> THE DATA
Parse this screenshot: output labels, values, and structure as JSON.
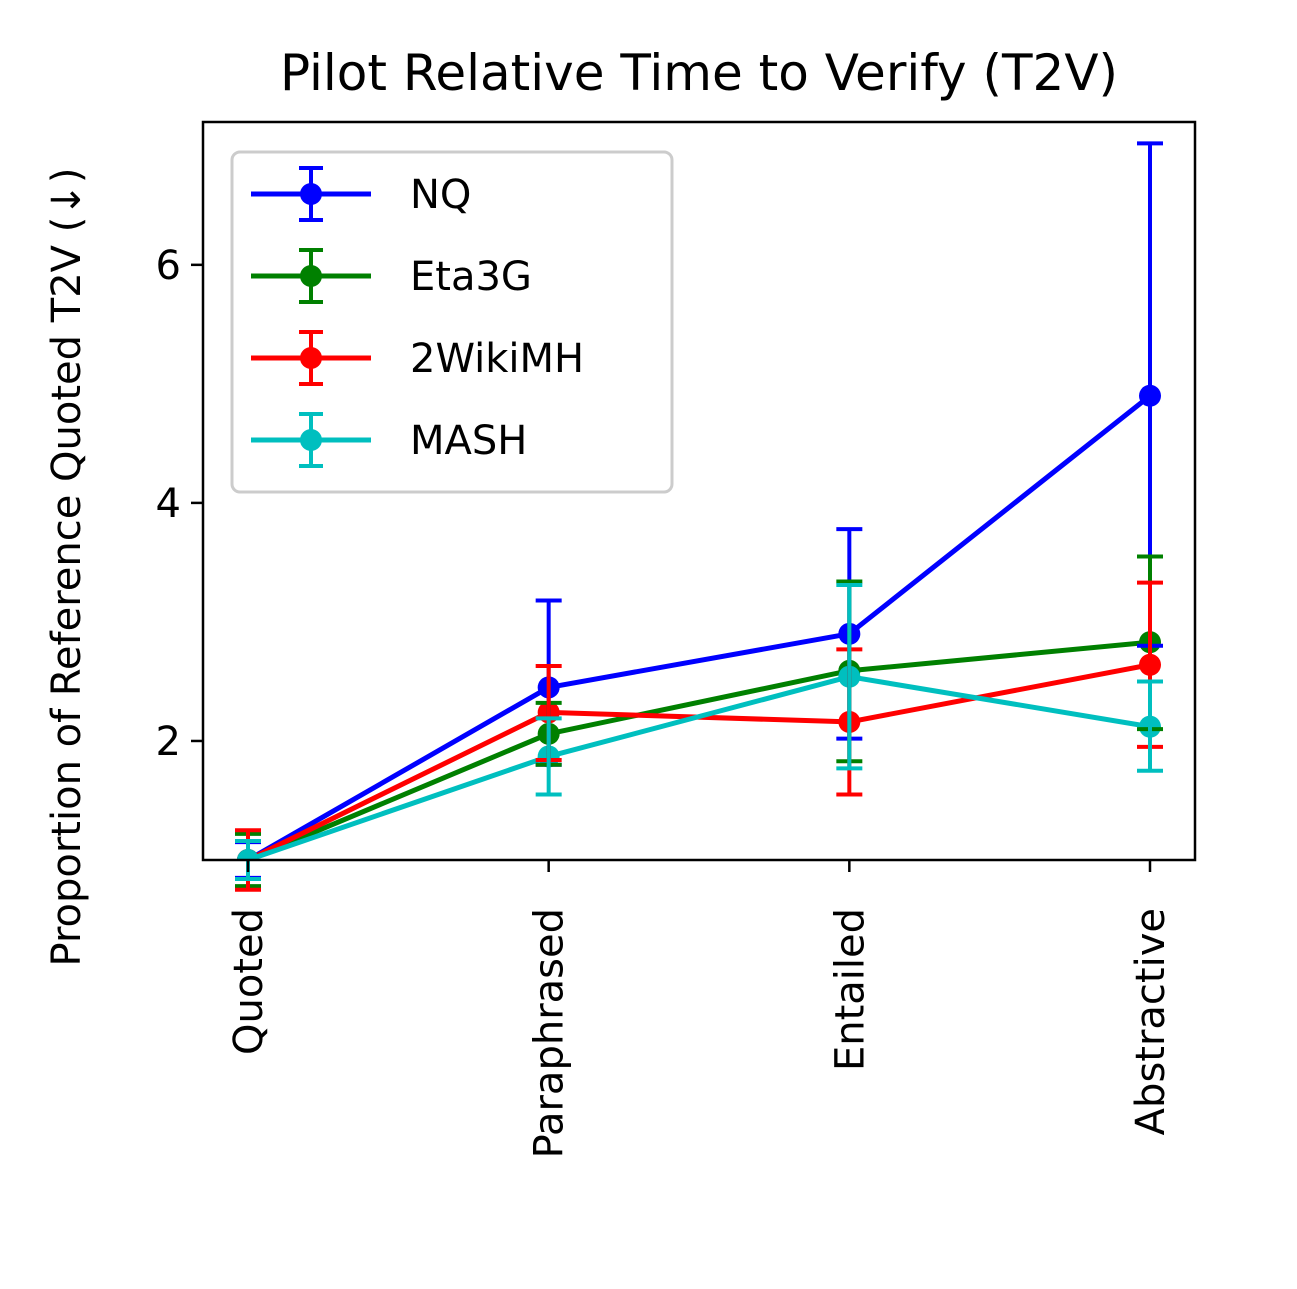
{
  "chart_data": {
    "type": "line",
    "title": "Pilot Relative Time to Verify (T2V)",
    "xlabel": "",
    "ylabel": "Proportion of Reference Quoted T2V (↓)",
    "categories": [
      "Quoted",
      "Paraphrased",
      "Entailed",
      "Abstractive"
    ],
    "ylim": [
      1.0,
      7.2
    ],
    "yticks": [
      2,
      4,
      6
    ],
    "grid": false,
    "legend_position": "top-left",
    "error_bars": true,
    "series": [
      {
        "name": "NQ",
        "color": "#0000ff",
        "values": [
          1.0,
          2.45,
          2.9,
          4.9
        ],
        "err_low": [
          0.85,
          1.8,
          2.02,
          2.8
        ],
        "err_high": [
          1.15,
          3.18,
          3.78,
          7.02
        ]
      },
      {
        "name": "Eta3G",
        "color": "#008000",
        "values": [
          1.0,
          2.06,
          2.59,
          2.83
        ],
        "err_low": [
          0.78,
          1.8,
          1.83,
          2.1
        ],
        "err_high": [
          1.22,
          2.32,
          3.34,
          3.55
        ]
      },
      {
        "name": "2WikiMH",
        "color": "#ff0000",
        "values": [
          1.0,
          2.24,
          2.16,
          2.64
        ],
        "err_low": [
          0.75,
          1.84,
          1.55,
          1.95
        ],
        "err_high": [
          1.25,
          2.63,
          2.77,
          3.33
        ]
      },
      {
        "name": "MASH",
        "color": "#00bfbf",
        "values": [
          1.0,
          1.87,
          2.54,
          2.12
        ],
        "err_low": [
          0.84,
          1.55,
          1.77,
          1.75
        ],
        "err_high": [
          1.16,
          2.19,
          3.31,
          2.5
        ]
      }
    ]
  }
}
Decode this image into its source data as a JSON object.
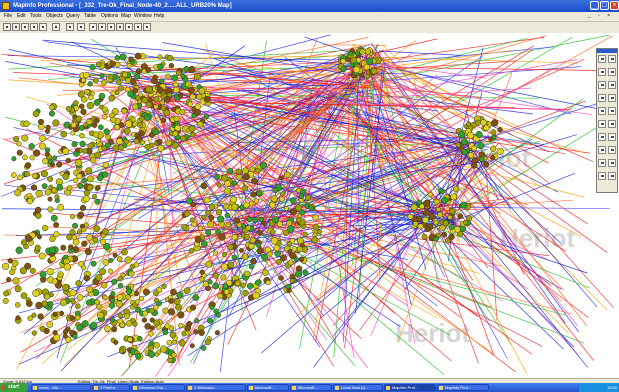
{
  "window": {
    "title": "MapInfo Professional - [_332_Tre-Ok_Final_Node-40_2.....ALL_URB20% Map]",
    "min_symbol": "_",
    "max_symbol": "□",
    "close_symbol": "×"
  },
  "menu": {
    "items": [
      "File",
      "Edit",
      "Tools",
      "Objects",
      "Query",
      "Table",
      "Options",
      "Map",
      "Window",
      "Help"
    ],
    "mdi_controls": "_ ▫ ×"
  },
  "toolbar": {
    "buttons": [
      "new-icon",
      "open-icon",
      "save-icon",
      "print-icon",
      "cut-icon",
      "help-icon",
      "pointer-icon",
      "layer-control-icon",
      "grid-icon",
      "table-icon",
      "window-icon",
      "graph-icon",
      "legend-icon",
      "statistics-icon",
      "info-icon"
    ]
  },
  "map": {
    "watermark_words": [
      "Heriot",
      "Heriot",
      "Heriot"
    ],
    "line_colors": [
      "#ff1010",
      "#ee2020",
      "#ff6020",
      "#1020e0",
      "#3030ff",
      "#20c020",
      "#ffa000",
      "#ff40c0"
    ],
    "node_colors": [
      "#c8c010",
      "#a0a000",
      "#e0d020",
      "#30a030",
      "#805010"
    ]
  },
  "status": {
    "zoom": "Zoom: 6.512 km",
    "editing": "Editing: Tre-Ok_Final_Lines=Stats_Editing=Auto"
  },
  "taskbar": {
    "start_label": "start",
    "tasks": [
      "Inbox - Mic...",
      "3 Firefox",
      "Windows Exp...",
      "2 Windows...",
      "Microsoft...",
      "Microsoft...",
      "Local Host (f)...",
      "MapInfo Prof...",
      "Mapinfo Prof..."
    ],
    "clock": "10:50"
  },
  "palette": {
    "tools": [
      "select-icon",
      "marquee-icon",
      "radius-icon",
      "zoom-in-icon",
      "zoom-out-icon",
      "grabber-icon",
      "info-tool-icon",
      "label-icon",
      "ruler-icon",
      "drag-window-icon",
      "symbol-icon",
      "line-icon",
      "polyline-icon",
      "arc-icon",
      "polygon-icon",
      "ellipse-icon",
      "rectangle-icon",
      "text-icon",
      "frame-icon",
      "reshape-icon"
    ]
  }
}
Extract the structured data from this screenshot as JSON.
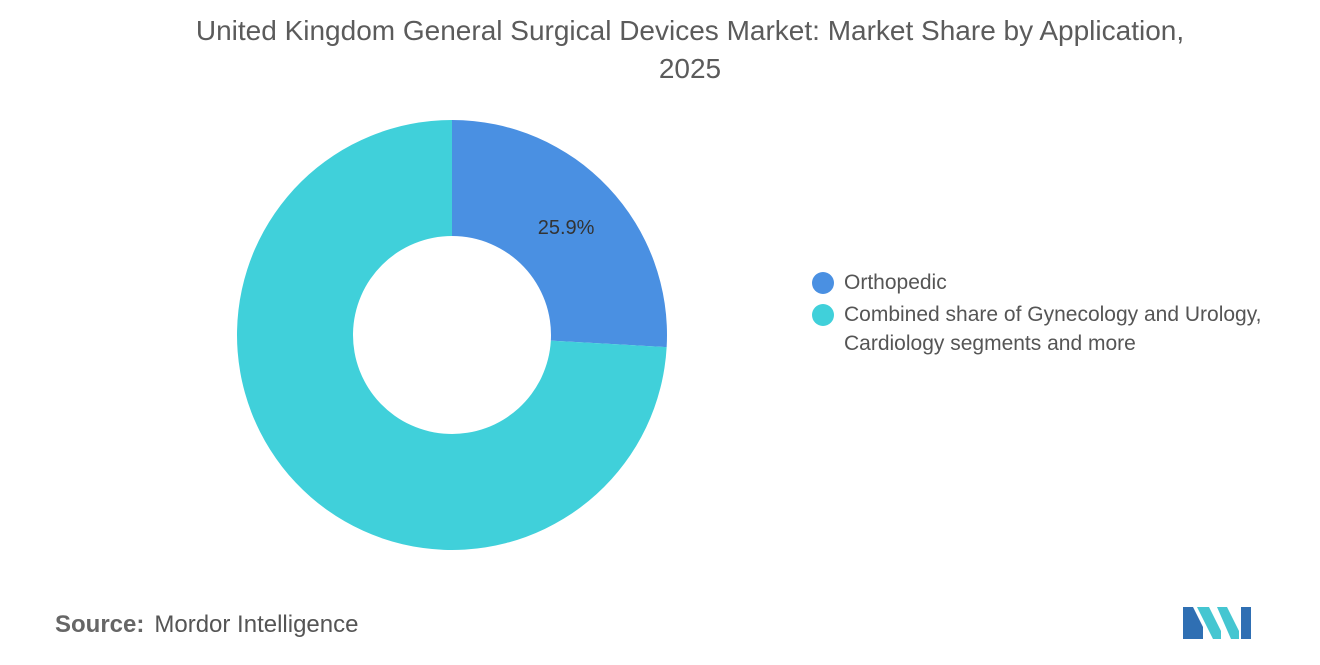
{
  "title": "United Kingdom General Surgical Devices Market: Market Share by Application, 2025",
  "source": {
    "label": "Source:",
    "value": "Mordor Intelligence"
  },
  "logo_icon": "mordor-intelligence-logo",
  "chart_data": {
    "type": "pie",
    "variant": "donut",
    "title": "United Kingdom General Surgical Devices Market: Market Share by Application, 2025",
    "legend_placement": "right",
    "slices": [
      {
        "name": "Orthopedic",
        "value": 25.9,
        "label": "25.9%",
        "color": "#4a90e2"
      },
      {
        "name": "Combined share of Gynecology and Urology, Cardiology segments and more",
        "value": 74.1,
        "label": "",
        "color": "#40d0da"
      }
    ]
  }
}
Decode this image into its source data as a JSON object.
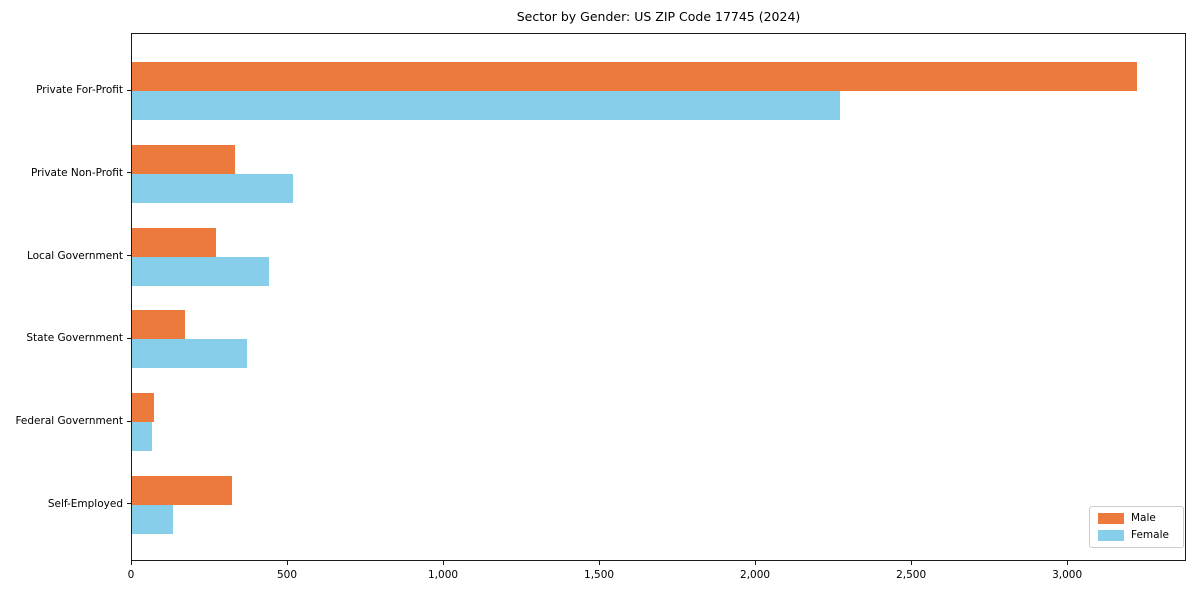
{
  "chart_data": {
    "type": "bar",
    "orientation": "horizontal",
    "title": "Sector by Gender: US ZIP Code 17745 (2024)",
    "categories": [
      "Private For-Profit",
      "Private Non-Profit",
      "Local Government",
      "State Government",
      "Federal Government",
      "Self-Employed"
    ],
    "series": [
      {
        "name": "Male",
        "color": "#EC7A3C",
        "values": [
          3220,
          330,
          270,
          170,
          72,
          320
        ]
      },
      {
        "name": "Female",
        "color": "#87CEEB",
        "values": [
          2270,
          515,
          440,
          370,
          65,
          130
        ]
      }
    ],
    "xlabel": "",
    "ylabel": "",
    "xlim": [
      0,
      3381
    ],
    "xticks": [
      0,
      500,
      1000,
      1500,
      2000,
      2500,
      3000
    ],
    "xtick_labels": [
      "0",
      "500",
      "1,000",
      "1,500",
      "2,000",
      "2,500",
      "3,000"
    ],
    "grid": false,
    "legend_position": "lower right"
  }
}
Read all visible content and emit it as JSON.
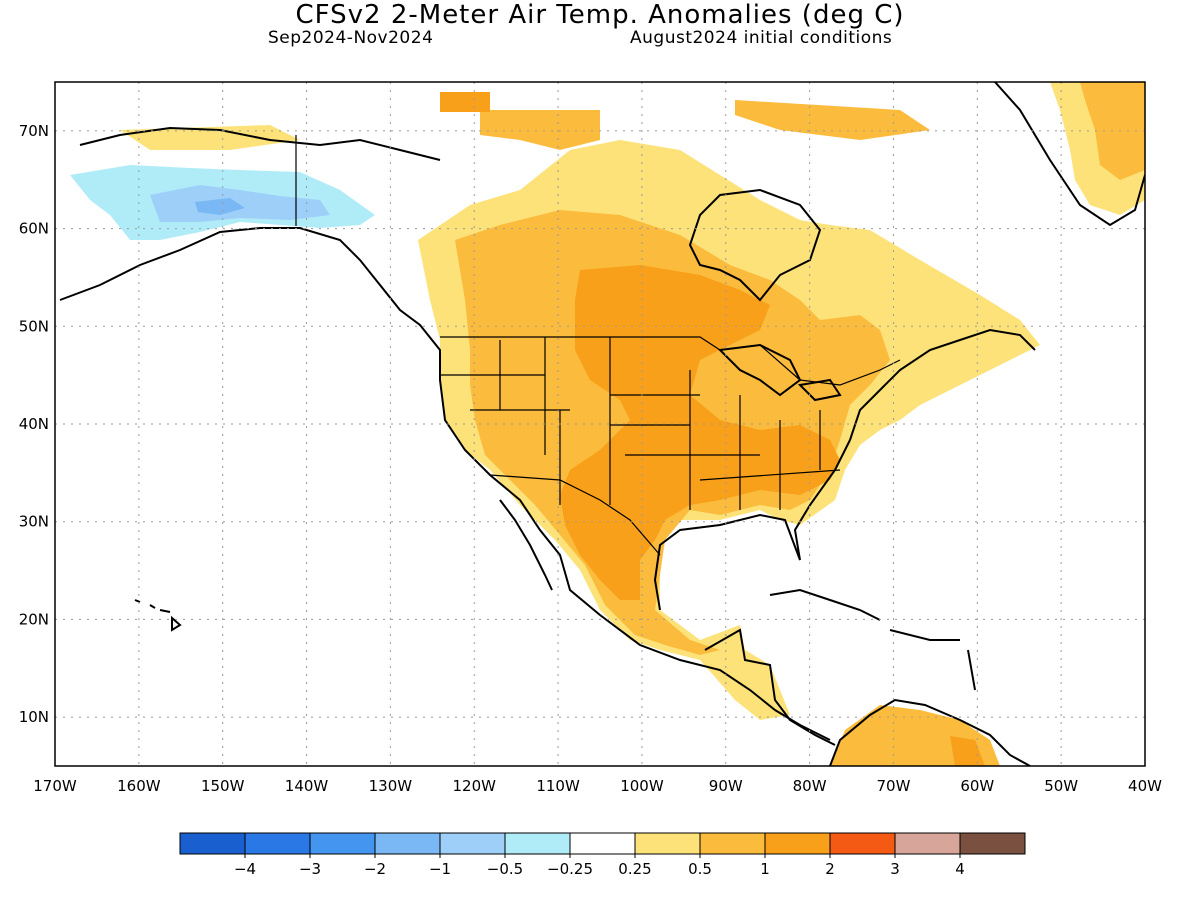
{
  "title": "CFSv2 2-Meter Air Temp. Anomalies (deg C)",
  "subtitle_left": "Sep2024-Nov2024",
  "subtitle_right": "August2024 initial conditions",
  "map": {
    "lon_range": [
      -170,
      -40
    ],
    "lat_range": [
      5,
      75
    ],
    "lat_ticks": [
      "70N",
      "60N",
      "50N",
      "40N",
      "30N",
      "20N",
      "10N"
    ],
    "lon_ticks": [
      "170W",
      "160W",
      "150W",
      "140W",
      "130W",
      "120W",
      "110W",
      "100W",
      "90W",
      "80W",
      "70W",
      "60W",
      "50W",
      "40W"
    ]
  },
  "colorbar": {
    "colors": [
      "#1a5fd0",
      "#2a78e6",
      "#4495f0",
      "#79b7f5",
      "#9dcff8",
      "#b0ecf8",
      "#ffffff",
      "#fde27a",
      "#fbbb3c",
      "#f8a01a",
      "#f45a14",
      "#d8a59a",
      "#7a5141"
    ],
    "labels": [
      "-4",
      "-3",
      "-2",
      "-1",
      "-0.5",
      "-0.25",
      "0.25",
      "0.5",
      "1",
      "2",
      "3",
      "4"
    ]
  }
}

> DIRECTION
Transcribe the preceding listing in its entirety and with exact wording, leaving out pictures.

> EXERCISE SOLUTION
Parse this screenshot: output labels, values, and structure as JSON.
{
  "chart_data": {
    "type": "line",
    "title": "Pilot Relative Time to Verify (T2V)",
    "xlabel": "",
    "ylabel": "Proportion of Reference Quoted T2V (↓)",
    "categories": [
      "Quoted",
      "Paraphrased",
      "Entailed",
      "Abstractive"
    ],
    "ylim": [
      1.0,
      7.2
    ],
    "yticks": [
      2,
      4,
      6
    ],
    "grid": false,
    "legend_position": "top-left",
    "error_bars": true,
    "series": [
      {
        "name": "NQ",
        "color": "#0000ff",
        "values": [
          1.0,
          2.45,
          2.9,
          4.9
        ],
        "err_low": [
          0.85,
          1.8,
          2.02,
          2.8
        ],
        "err_high": [
          1.15,
          3.18,
          3.78,
          7.02
        ]
      },
      {
        "name": "Eta3G",
        "color": "#008000",
        "values": [
          1.0,
          2.06,
          2.59,
          2.83
        ],
        "err_low": [
          0.78,
          1.8,
          1.83,
          2.1
        ],
        "err_high": [
          1.22,
          2.32,
          3.34,
          3.55
        ]
      },
      {
        "name": "2WikiMH",
        "color": "#ff0000",
        "values": [
          1.0,
          2.24,
          2.16,
          2.64
        ],
        "err_low": [
          0.75,
          1.84,
          1.55,
          1.95
        ],
        "err_high": [
          1.25,
          2.63,
          2.77,
          3.33
        ]
      },
      {
        "name": "MASH",
        "color": "#00bfbf",
        "values": [
          1.0,
          1.87,
          2.54,
          2.12
        ],
        "err_low": [
          0.84,
          1.55,
          1.77,
          1.75
        ],
        "err_high": [
          1.16,
          2.19,
          3.31,
          2.5
        ]
      }
    ]
  }
}
Decode this image into its source data as a JSON object.
{
  "window": {
    "title": "MapInfo Professional - [_332_Tre-Ok_Final_Node-40_2.....ALL_URB20% Map]",
    "min_symbol": "_",
    "max_symbol": "□",
    "close_symbol": "×"
  },
  "menu": {
    "items": [
      "File",
      "Edit",
      "Tools",
      "Objects",
      "Query",
      "Table",
      "Options",
      "Map",
      "Window",
      "Help"
    ],
    "mdi_controls": "_ ▫ ×"
  },
  "toolbar": {
    "buttons": [
      "new-icon",
      "open-icon",
      "save-icon",
      "print-icon",
      "cut-icon",
      "help-icon",
      "pointer-icon",
      "layer-control-icon",
      "grid-icon",
      "table-icon",
      "window-icon",
      "graph-icon",
      "legend-icon",
      "statistics-icon",
      "info-icon"
    ]
  },
  "map": {
    "watermark_words": [
      "Heriot",
      "Heriot",
      "Heriot"
    ],
    "line_colors": [
      "#ff1010",
      "#ee2020",
      "#ff6020",
      "#1020e0",
      "#3030ff",
      "#20c020",
      "#ffa000",
      "#ff40c0"
    ],
    "node_colors": [
      "#c8c010",
      "#a0a000",
      "#e0d020",
      "#30a030",
      "#805010"
    ]
  },
  "status": {
    "zoom": "Zoom: 6.512 km",
    "editing": "Editing: Tre-Ok_Final_Lines=Stats_Editing=Auto"
  },
  "taskbar": {
    "start_label": "start",
    "tasks": [
      "Inbox - Mic...",
      "3 Firefox",
      "Windows Exp...",
      "2 Windows...",
      "Microsoft...",
      "Microsoft...",
      "Local Host (f)...",
      "MapInfo Prof...",
      "Mapinfo Prof..."
    ],
    "clock": "10:50"
  },
  "palette": {
    "tools": [
      "select-icon",
      "marquee-icon",
      "radius-icon",
      "zoom-in-icon",
      "zoom-out-icon",
      "grabber-icon",
      "info-tool-icon",
      "label-icon",
      "ruler-icon",
      "drag-window-icon",
      "symbol-icon",
      "line-icon",
      "polyline-icon",
      "arc-icon",
      "polygon-icon",
      "ellipse-icon",
      "rectangle-icon",
      "text-icon",
      "frame-icon",
      "reshape-icon"
    ]
  }
}
Extract the structured data from this screenshot as JSON.
{
  "title": "United Kingdom General Surgical Devices Market: Market Share by Application, 2025",
  "source": {
    "label": "Source:",
    "value": "Mordor Intelligence"
  },
  "logo_icon": "mordor-intelligence-logo",
  "chart_data": {
    "type": "pie",
    "variant": "donut",
    "title": "United Kingdom General Surgical Devices Market: Market Share by Application, 2025",
    "legend_placement": "right",
    "slices": [
      {
        "name": "Orthopedic",
        "value": 25.9,
        "label": "25.9%",
        "color": "#4a90e2"
      },
      {
        "name": "Combined share of Gynecology and Urology, Cardiology segments and more",
        "value": 74.1,
        "label": "",
        "color": "#40d0da"
      }
    ]
  }
}
Decode this image into its source data as a JSON object.
{
  "chart_data": {
    "type": "bar",
    "orientation": "horizontal",
    "title": "Sector by Gender: US ZIP Code 17745 (2024)",
    "categories": [
      "Private For-Profit",
      "Private Non-Profit",
      "Local Government",
      "State Government",
      "Federal Government",
      "Self-Employed"
    ],
    "series": [
      {
        "name": "Male",
        "color": "#EC7A3C",
        "values": [
          3220,
          330,
          270,
          170,
          72,
          320
        ]
      },
      {
        "name": "Female",
        "color": "#87CEEB",
        "values": [
          2270,
          515,
          440,
          370,
          65,
          130
        ]
      }
    ],
    "xlabel": "",
    "ylabel": "",
    "xlim": [
      0,
      3381
    ],
    "xticks": [
      0,
      500,
      1000,
      1500,
      2000,
      2500,
      3000
    ],
    "xtick_labels": [
      "0",
      "500",
      "1,000",
      "1,500",
      "2,000",
      "2,500",
      "3,000"
    ],
    "grid": false,
    "legend_position": "lower right"
  }
}
Read all visible content and emit it as JSON.
{
  "title": "CFSv2 2-Meter Air Temp. Anomalies (deg C)",
  "subtitle_left": "Sep2024-Nov2024",
  "subtitle_right": "August2024 initial conditions",
  "map": {
    "lon_range": [
      -170,
      -40
    ],
    "lat_range": [
      5,
      75
    ],
    "lat_ticks": [
      "70N",
      "60N",
      "50N",
      "40N",
      "30N",
      "20N",
      "10N"
    ],
    "lon_ticks": [
      "170W",
      "160W",
      "150W",
      "140W",
      "130W",
      "120W",
      "110W",
      "100W",
      "90W",
      "80W",
      "70W",
      "60W",
      "50W",
      "40W"
    ]
  },
  "colorbar": {
    "colors": [
      "#1a5fd0",
      "#2a78e6",
      "#4495f0",
      "#79b7f5",
      "#9dcff8",
      "#b0ecf8",
      "#ffffff",
      "#fde27a",
      "#fbbb3c",
      "#f8a01a",
      "#f45a14",
      "#d8a59a",
      "#7a5141"
    ],
    "labels": [
      "-4",
      "-3",
      "-2",
      "-1",
      "-0.5",
      "-0.25",
      "0.25",
      "0.5",
      "1",
      "2",
      "3",
      "4"
    ]
  }
}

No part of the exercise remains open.